Go through the data below. List every line that holds the word "icon".

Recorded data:
========
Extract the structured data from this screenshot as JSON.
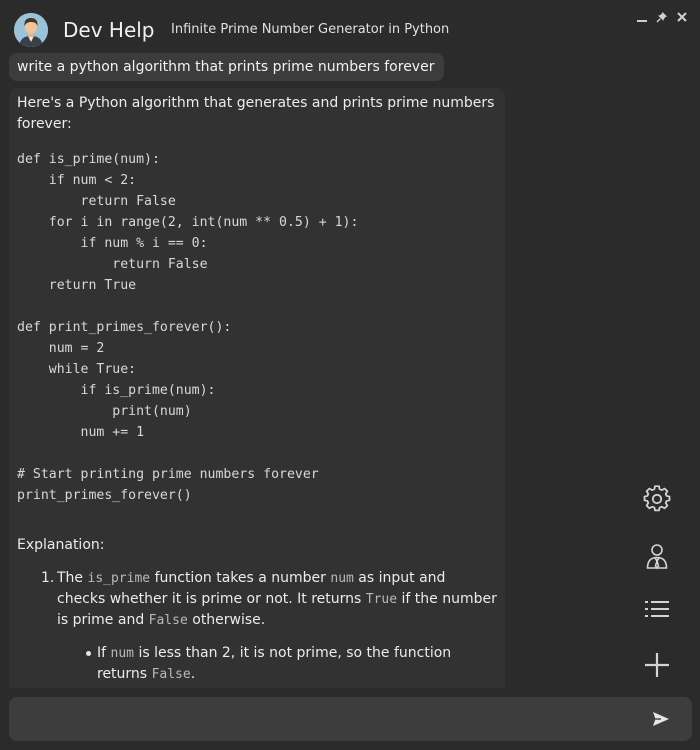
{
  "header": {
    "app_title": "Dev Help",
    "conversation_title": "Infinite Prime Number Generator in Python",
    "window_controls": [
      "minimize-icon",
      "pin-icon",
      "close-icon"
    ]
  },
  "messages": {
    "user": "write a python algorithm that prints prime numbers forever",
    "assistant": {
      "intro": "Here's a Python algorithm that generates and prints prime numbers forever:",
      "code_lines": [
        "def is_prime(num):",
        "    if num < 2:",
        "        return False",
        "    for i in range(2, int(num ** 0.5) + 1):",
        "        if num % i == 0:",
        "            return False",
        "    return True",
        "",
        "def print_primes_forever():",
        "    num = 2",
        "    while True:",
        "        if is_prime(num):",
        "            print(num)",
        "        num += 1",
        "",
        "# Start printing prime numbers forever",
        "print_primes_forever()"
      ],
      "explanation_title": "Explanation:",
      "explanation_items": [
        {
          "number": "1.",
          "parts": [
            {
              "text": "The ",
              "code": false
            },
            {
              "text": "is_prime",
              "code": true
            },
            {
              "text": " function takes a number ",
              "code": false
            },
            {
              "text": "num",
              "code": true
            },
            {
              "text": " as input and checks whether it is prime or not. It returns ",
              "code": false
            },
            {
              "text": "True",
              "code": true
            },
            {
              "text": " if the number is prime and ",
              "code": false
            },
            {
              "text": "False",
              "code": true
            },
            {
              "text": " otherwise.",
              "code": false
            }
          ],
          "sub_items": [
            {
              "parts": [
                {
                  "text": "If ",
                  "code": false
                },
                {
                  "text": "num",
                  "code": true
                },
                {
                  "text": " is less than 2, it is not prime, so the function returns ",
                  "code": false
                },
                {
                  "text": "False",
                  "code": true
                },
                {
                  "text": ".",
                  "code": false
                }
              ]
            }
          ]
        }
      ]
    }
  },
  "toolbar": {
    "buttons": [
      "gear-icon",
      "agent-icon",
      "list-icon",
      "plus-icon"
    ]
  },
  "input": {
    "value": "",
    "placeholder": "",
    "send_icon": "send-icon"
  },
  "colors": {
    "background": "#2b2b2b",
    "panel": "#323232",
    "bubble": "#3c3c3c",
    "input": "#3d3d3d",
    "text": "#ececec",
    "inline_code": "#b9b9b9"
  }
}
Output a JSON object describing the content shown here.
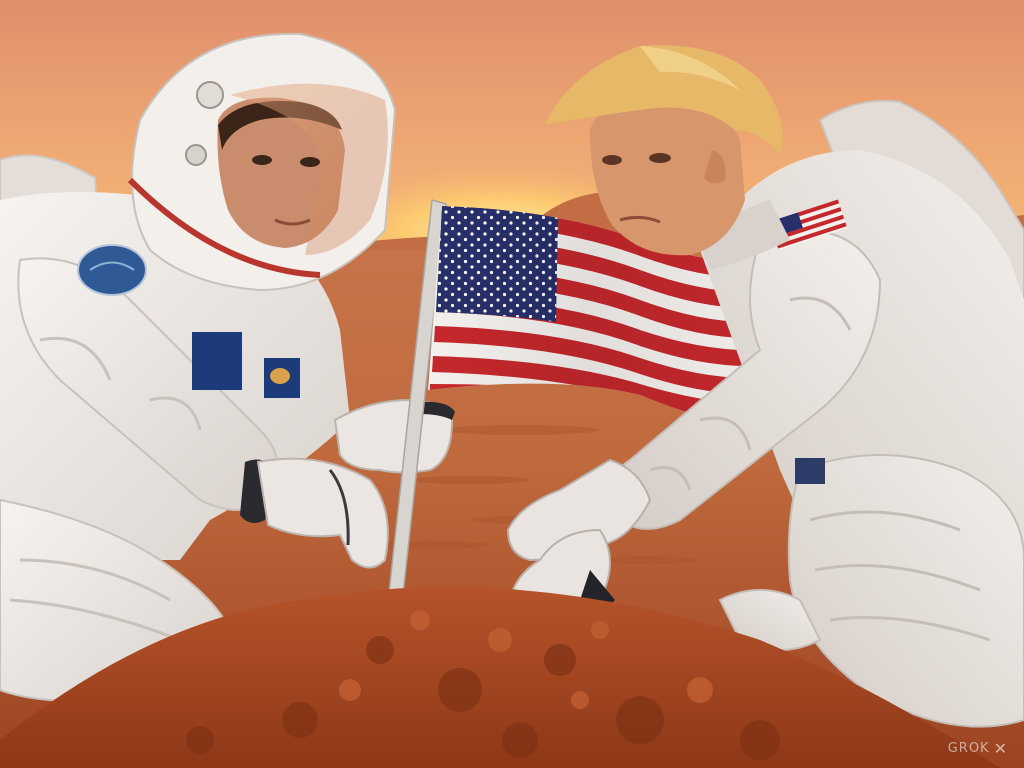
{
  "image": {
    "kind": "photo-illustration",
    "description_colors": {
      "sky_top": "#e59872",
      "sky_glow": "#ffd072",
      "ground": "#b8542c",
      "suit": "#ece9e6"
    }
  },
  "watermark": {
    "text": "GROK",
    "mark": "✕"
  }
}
========
→ RESULT OF THE TASK:
      "minimize-icon",
      "pin-icon",
      "close-icon"
      "gear-icon",
      "agent-icon",
      "list-icon",
      "plus-icon"
    "send_icon": "send-icon"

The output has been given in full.